## INSTRUCTION
Examine the records and identify each line that includes the string "history". Copy those lines.

Records excerpted from a collection:
↓

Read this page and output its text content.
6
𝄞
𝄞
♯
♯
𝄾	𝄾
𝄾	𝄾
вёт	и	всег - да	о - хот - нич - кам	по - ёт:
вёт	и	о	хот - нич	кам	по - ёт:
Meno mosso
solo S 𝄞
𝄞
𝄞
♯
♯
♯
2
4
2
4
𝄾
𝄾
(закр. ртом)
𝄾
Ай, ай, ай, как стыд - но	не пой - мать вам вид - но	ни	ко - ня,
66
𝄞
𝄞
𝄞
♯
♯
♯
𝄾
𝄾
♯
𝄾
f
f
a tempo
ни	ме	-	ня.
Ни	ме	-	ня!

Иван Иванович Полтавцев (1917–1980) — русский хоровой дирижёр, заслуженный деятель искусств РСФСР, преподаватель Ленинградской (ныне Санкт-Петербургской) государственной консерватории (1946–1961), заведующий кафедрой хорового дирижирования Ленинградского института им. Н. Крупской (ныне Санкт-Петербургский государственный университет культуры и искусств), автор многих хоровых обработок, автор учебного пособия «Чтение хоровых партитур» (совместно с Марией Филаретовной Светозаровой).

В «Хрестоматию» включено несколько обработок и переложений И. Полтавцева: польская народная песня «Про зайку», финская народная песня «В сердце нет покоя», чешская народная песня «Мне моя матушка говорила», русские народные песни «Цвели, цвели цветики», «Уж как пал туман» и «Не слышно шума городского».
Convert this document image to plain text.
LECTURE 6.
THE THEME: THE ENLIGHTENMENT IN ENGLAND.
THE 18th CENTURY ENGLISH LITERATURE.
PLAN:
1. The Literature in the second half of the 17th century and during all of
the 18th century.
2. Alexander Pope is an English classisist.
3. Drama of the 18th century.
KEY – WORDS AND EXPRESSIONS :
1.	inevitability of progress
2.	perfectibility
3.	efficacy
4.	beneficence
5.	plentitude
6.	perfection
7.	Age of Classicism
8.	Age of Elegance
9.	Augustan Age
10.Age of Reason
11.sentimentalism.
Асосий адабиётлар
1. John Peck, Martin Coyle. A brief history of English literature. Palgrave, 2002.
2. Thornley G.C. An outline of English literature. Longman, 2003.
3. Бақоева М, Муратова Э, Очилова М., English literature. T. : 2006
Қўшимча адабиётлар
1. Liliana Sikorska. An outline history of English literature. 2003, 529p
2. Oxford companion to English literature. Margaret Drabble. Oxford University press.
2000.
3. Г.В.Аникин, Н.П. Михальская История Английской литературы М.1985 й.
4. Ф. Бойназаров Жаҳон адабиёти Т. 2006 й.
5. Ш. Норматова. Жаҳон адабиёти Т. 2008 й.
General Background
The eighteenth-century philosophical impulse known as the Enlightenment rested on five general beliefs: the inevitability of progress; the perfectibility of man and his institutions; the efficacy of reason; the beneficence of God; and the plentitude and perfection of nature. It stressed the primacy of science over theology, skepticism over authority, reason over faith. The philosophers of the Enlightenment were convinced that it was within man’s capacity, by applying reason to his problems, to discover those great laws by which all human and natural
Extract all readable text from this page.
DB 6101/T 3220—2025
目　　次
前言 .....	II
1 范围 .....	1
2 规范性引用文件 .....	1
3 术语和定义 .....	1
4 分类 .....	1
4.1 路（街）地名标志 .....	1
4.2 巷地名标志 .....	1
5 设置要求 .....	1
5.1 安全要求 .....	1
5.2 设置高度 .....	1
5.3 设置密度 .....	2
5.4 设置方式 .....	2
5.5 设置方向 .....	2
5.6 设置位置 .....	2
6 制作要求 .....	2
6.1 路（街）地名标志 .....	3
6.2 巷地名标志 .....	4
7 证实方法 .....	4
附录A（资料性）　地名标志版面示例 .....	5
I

↑

## SOLUTION TO THIS TASK
1. John Peck, Martin Coyle. A brief history of English literature. Palgrave, 2002.
1. Liliana Sikorska. An outline history of English literature. 2003, 529p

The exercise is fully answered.